Transcribe the data in full and exactly, omitting any pictures.

─── Supplied information ───

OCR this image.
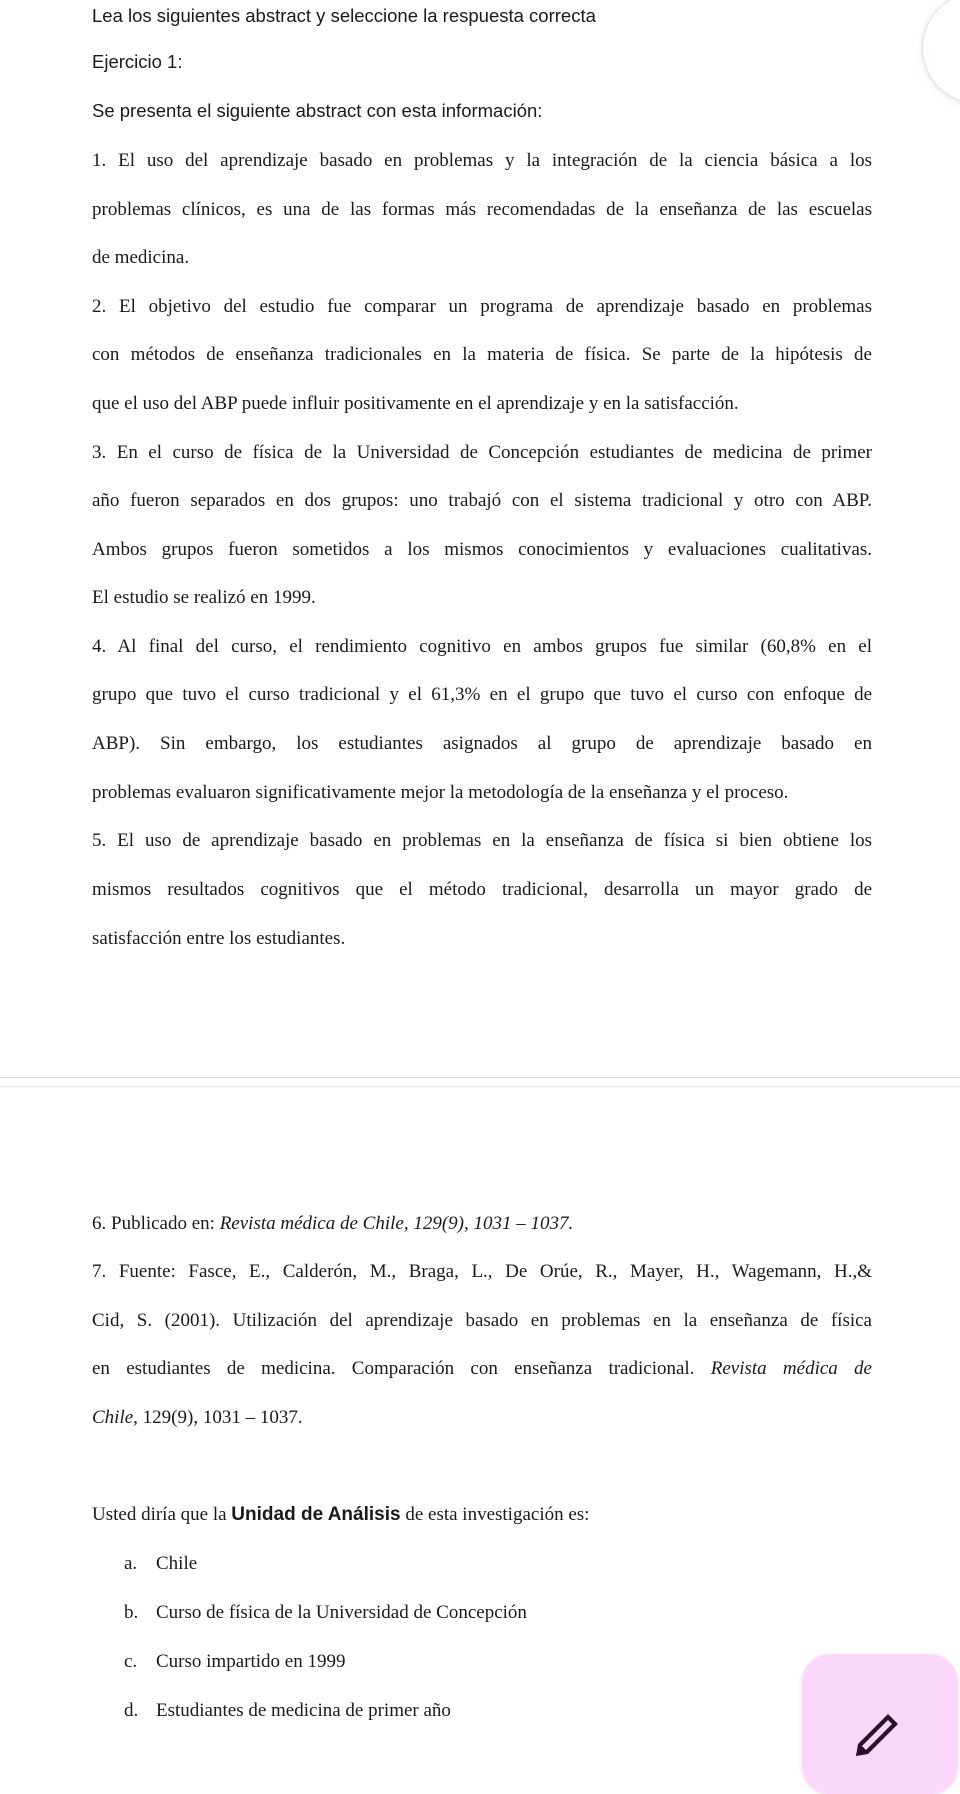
Lea los siguientes abstract y seleccione la respuesta correcta
Ejercicio 1:
Se presenta el siguiente abstract con esta información:
1. El uso del aprendizaje basado en problemas y la integración de la ciencia básica a los
problemas clínicos, es una de las formas más recomendadas de la enseñanza de las escuelas
de medicina.
2. El objetivo del estudio fue comparar un programa de aprendizaje basado en problemas
con métodos de enseñanza tradicionales en la materia de física. Se parte de la hipótesis de
que el uso del ABP puede influir positivamente en el aprendizaje y en la satisfacción.
3. En el curso de física de la Universidad de Concepción estudiantes de medicina de primer
año fueron separados en dos grupos: uno trabajó con el sistema tradicional y otro con ABP.
Ambos grupos fueron sometidos a los mismos conocimientos y evaluaciones cualitativas.
El estudio se realizó en 1999.
4. Al final del curso, el rendimiento cognitivo en ambos grupos fue similar (60,8% en el
grupo que tuvo el curso tradicional y el 61,3% en el grupo que tuvo el curso con enfoque de
ABP). Sin embargo, los estudiantes asignados al grupo de aprendizaje basado en
problemas evaluaron significativamente mejor la metodología de la enseñanza y el proceso.
5. El uso de aprendizaje basado en problemas en la enseñanza de física si bien obtiene los
mismos resultados cognitivos que el método tradicional, desarrolla un mayor grado de
satisfacción entre los estudiantes.
6. Publicado en: Revista médica de Chile, 129(9), 1031 – 1037.
7. Fuente: Fasce, E., Calderón, M., Braga, L., De Orúe, R., Mayer, H., Wagemann, H.,&
Cid, S. (2001). Utilización del aprendizaje basado en problemas en la enseñanza de física
en estudiantes de medicina. Comparación con enseñanza tradicional. Revista médica de
Chile, 129(9), 1031 – 1037.
Usted diría que la Unidad de Análisis de esta investigación es:
a. Chile
b. Curso de física de la Universidad de Concepción
c. Curso impartido en 1999
d. Estudiantes de medicina de primer año
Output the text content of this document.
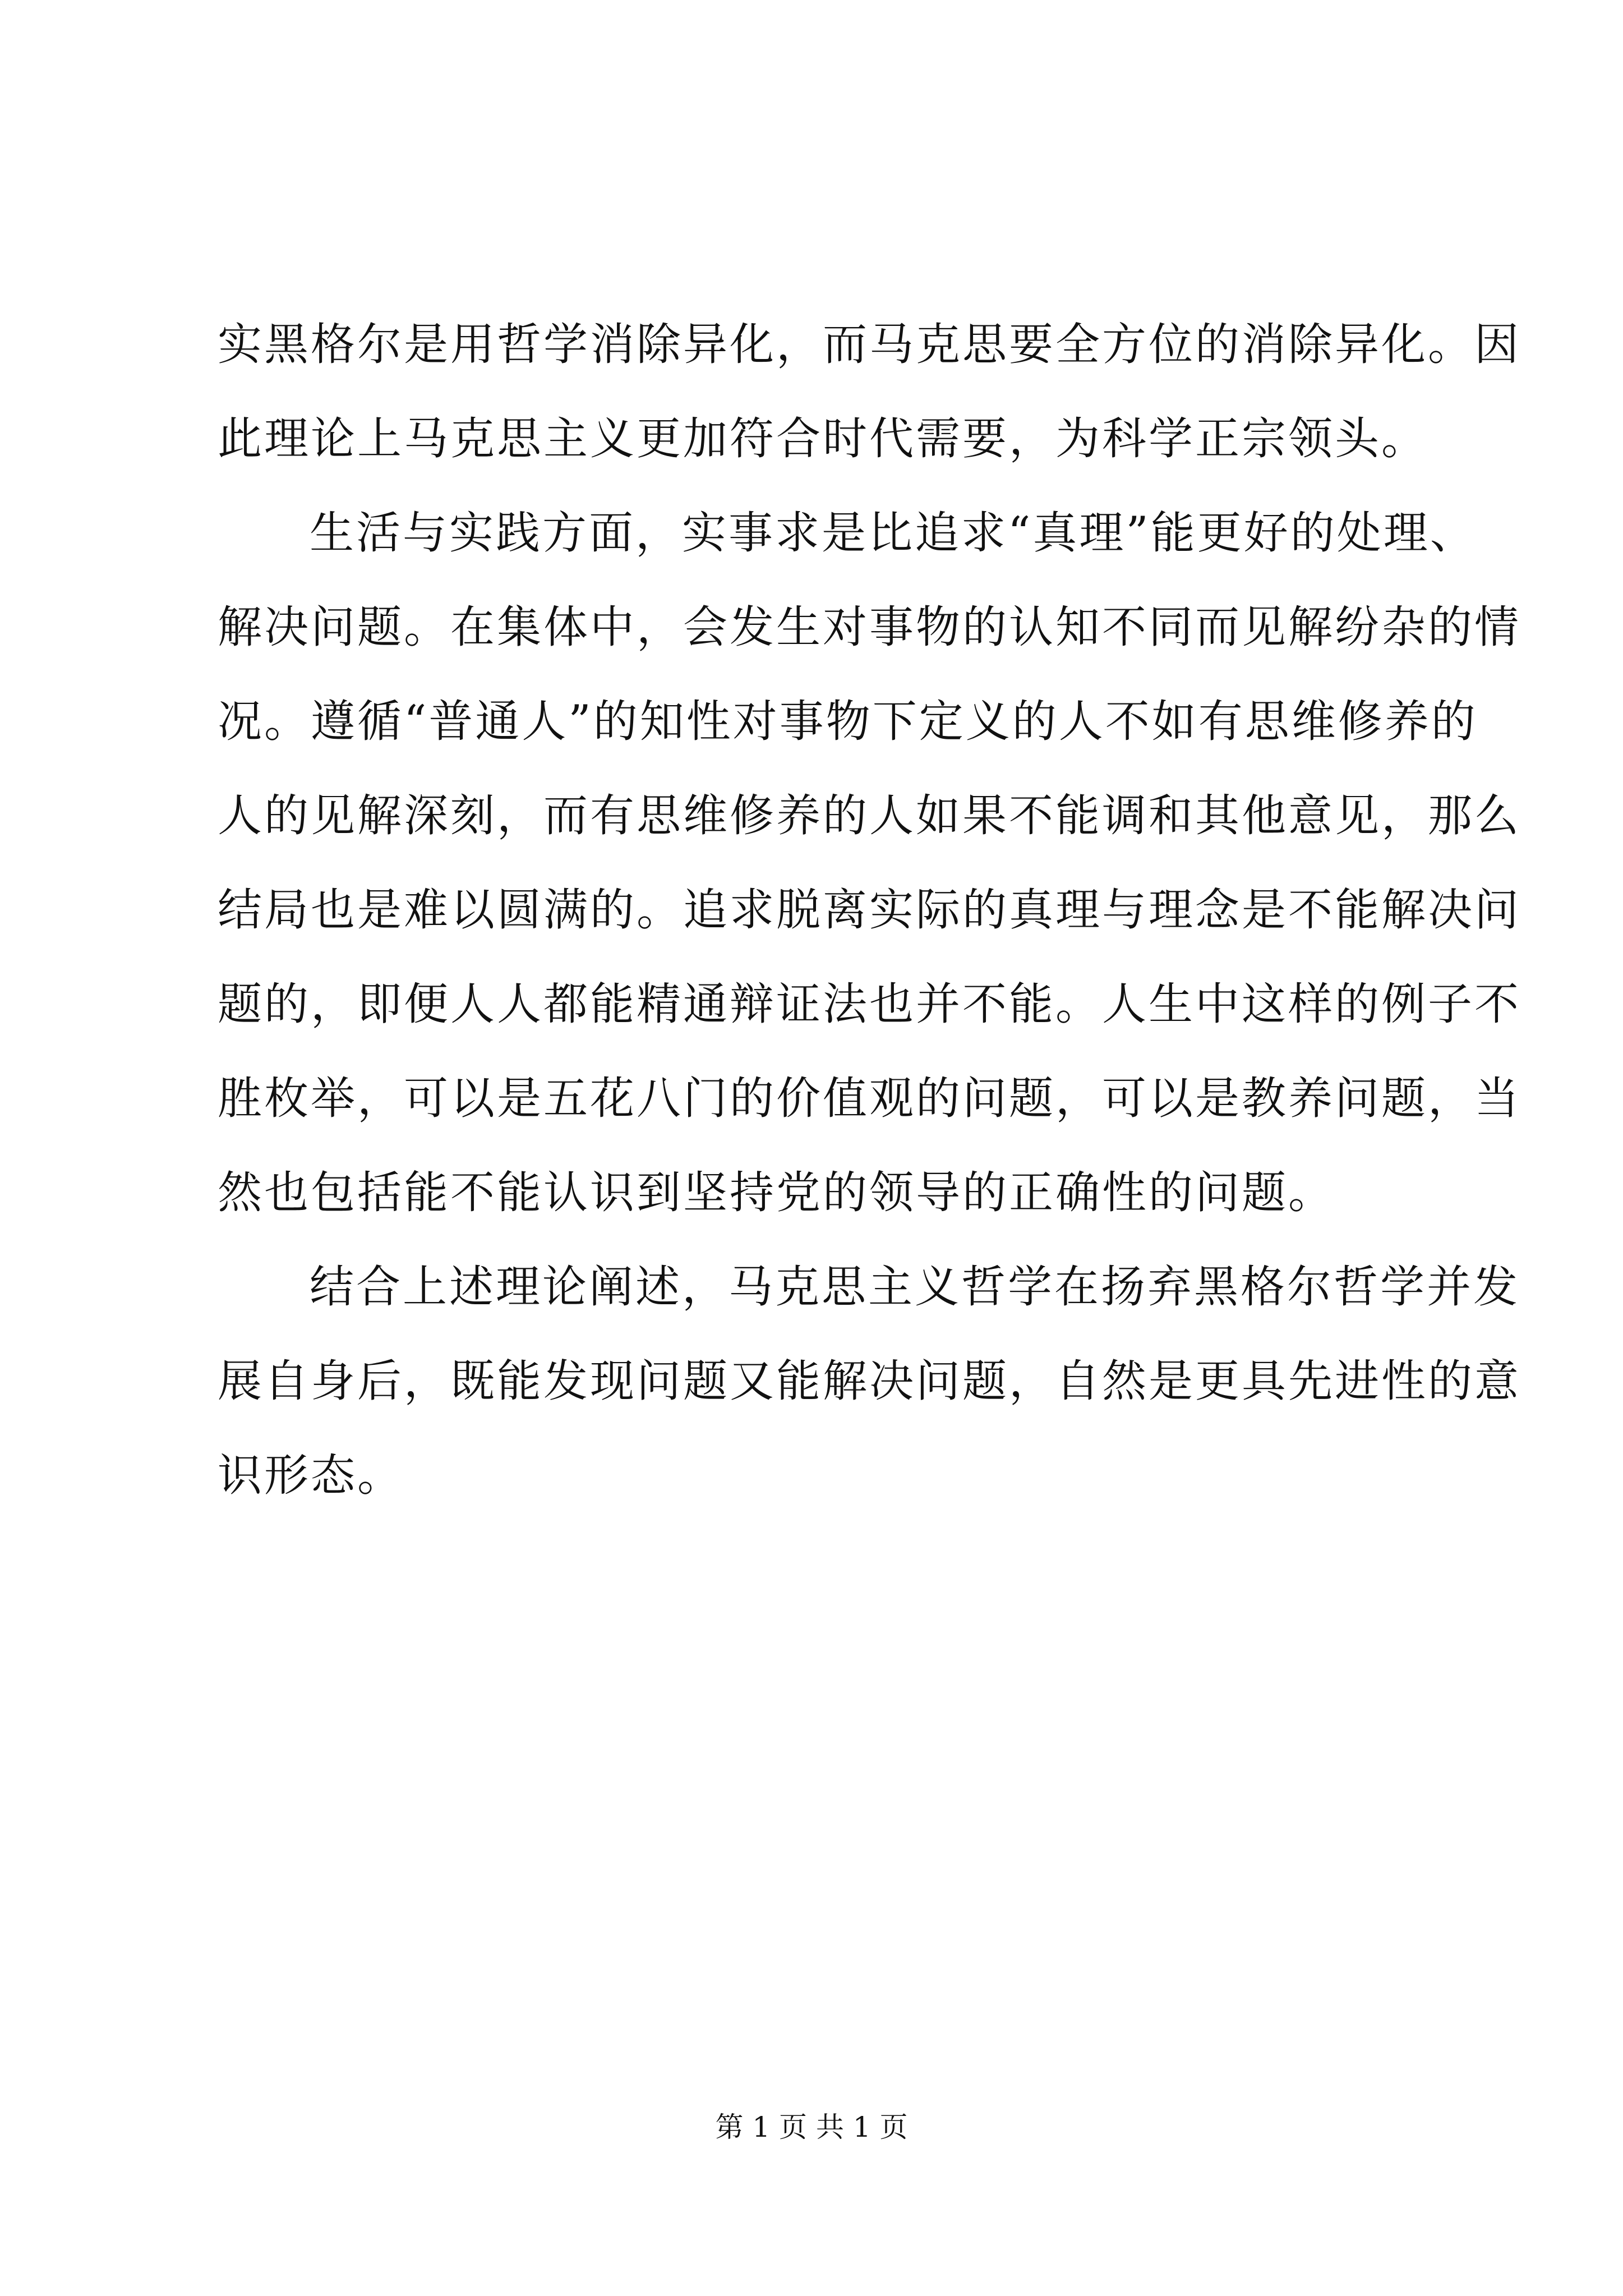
实黑格尔是用哲学消除异化，而马克思要全方位的消除异化。因
此理论上马克思主义更加符合时代需要，为科学正宗领头。
生活与实践方面，实事求是比追求“真理”能更好的处理、
解决问题。在集体中，会发生对事物的认知不同而见解纷杂的情
况。遵循“普通人”的知性对事物下定义的人不如有思维修养的
人的见解深刻，而有思维修养的人如果不能调和其他意见，那么
结局也是难以圆满的。追求脱离实际的真理与理念是不能解决问
题的，即便人人都能精通辩证法也并不能。人生中这样的例子不
胜枚举，可以是五花八门的价值观的问题，可以是教养问题，当
然也包括能不能认识到坚持党的领导的正确性的问题。
结合上述理论阐述，马克思主义哲学在扬弃黑格尔哲学并发
展自身后，既能发现问题又能解决问题，自然是更具先进性的意
识形态。
第 1 页 共 1 页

───

== Result of the exercise ==
OCR this image.
Lea los siguientes abstract y seleccione la respuesta correcta
Ejercicio 1:
Se presenta el siguiente abstract con esta información:
1. El uso del aprendizaje basado en problemas y la integración de la ciencia básica a los
problemas clínicos, es una de las formas más recomendadas de la enseñanza de las escuelas
de medicina.
2. El objetivo del estudio fue comparar un programa de aprendizaje basado en problemas
con métodos de enseñanza tradicionales en la materia de física. Se parte de la hipótesis de
que el uso del ABP puede influir positivamente en el aprendizaje y en la satisfacción.
3. En el curso de física de la Universidad de Concepción estudiantes de medicina de primer
año fueron separados en dos grupos: uno trabajó con el sistema tradicional y otro con ABP.
Ambos grupos fueron sometidos a los mismos conocimientos y evaluaciones cualitativas.
El estudio se realizó en 1999.
4. Al final del curso, el rendimiento cognitivo en ambos grupos fue similar (60,8% en el
grupo que tuvo el curso tradicional y el 61,3% en el grupo que tuvo el curso con enfoque de
ABP). Sin embargo, los estudiantes asignados al grupo de aprendizaje basado en
problemas evaluaron significativamente mejor la metodología de la enseñanza y el proceso.
5. El uso de aprendizaje basado en problemas en la enseñanza de física si bien obtiene los
mismos resultados cognitivos que el método tradicional, desarrolla un mayor grado de
satisfacción entre los estudiantes.
6. Publicado en: Revista médica de Chile, 129(9), 1031 – 1037.
7. Fuente: Fasce, E., Calderón, M., Braga, L., De Orúe, R., Mayer, H., Wagemann, H.,&
Cid, S. (2001). Utilización del aprendizaje basado en problemas en la enseñanza de física
en estudiantes de medicina. Comparación con enseñanza tradicional. Revista médica de
Chile, 129(9), 1031 – 1037.
Usted diría que la Unidad de Análisis de esta investigación es:
a. Chile
b. Curso de física de la Universidad de Concepción
c. Curso impartido en 1999
d. Estudiantes de medicina de primer año
Output the text content of this document.
实黑格尔是用哲学消除异化，而马克思要全方位的消除异化。因
此理论上马克思主义更加符合时代需要，为科学正宗领头。
生活与实践方面，实事求是比追求“真理”能更好的处理、
解决问题。在集体中，会发生对事物的认知不同而见解纷杂的情
况。遵循“普通人”的知性对事物下定义的人不如有思维修养的
人的见解深刻，而有思维修养的人如果不能调和其他意见，那么
结局也是难以圆满的。追求脱离实际的真理与理念是不能解决问
题的，即便人人都能精通辩证法也并不能。人生中这样的例子不
胜枚举，可以是五花八门的价值观的问题，可以是教养问题，当
然也包括能不能认识到坚持党的领导的正确性的问题。
结合上述理论阐述，马克思主义哲学在扬弃黑格尔哲学并发
展自身后，既能发现问题又能解决问题，自然是更具先进性的意
识形态。
第 1 页 共 1 页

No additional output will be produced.